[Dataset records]
+ + + +
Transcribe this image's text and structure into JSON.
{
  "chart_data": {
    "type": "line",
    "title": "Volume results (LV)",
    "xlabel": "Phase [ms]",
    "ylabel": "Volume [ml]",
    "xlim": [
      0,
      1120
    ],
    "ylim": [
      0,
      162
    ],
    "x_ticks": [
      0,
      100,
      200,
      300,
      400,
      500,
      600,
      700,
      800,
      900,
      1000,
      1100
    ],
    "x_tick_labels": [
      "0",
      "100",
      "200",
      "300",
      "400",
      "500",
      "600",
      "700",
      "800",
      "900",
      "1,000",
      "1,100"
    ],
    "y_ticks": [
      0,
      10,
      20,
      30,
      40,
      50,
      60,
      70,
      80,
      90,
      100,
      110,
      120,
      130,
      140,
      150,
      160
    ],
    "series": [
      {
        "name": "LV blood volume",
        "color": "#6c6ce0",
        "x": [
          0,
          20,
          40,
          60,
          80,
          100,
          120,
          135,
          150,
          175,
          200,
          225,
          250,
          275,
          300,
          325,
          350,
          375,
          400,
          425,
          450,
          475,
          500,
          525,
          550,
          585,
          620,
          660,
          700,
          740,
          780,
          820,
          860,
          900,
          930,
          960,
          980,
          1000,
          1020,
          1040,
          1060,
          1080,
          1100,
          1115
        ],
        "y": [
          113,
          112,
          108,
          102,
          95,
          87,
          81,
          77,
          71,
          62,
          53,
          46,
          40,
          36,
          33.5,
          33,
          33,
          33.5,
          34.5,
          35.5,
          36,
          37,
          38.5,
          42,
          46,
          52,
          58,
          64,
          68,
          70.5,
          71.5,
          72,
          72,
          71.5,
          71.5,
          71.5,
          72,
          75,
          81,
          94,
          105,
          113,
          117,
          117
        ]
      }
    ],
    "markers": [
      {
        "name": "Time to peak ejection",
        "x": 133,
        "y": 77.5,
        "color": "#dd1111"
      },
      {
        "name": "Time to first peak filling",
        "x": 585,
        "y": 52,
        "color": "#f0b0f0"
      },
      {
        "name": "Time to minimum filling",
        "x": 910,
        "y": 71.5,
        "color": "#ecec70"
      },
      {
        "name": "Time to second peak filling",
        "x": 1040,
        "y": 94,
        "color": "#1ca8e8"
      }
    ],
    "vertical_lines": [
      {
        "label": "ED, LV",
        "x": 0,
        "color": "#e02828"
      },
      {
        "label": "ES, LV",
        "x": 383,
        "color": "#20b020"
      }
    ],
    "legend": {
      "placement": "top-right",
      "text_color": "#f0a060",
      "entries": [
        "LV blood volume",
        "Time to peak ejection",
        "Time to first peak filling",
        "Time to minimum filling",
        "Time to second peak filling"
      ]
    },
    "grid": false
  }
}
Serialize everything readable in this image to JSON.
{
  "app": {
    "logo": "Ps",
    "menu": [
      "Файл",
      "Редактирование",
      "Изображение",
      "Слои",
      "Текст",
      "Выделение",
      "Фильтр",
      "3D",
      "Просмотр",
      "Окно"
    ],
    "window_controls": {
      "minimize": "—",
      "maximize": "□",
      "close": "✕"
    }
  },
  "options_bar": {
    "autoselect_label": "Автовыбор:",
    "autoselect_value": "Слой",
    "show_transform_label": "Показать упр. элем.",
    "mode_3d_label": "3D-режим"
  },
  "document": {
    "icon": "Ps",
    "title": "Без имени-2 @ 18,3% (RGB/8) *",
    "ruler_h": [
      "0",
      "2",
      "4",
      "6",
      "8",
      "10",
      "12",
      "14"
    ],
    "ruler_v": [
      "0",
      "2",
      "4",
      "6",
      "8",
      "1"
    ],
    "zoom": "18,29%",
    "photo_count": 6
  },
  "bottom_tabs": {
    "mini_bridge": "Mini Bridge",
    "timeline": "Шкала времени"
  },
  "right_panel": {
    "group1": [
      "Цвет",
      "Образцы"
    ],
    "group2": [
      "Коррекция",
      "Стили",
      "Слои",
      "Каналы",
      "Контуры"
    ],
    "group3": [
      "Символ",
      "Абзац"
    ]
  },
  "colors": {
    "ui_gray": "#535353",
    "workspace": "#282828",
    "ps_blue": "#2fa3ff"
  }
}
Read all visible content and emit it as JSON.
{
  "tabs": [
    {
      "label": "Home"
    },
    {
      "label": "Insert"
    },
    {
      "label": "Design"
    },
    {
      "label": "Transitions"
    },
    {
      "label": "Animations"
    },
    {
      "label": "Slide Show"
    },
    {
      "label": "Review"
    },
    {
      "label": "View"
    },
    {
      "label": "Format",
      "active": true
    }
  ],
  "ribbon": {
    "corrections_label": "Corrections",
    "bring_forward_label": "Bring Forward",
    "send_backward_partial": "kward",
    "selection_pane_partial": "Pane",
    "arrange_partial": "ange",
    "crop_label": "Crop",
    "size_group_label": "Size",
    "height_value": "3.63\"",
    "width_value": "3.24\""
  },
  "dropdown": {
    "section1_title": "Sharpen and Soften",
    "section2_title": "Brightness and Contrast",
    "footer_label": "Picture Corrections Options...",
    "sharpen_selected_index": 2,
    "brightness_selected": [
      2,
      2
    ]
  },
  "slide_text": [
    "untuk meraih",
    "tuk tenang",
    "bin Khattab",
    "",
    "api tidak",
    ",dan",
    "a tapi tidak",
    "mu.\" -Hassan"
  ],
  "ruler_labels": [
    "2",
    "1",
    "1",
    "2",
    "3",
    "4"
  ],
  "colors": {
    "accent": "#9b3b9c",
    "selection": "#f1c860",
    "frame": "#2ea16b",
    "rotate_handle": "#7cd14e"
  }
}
+ + + +
Objective: Show every line of the listing in which the string "blood" can be found.

Task response:
        "name": "LV blood volume",
        "LV blood volume",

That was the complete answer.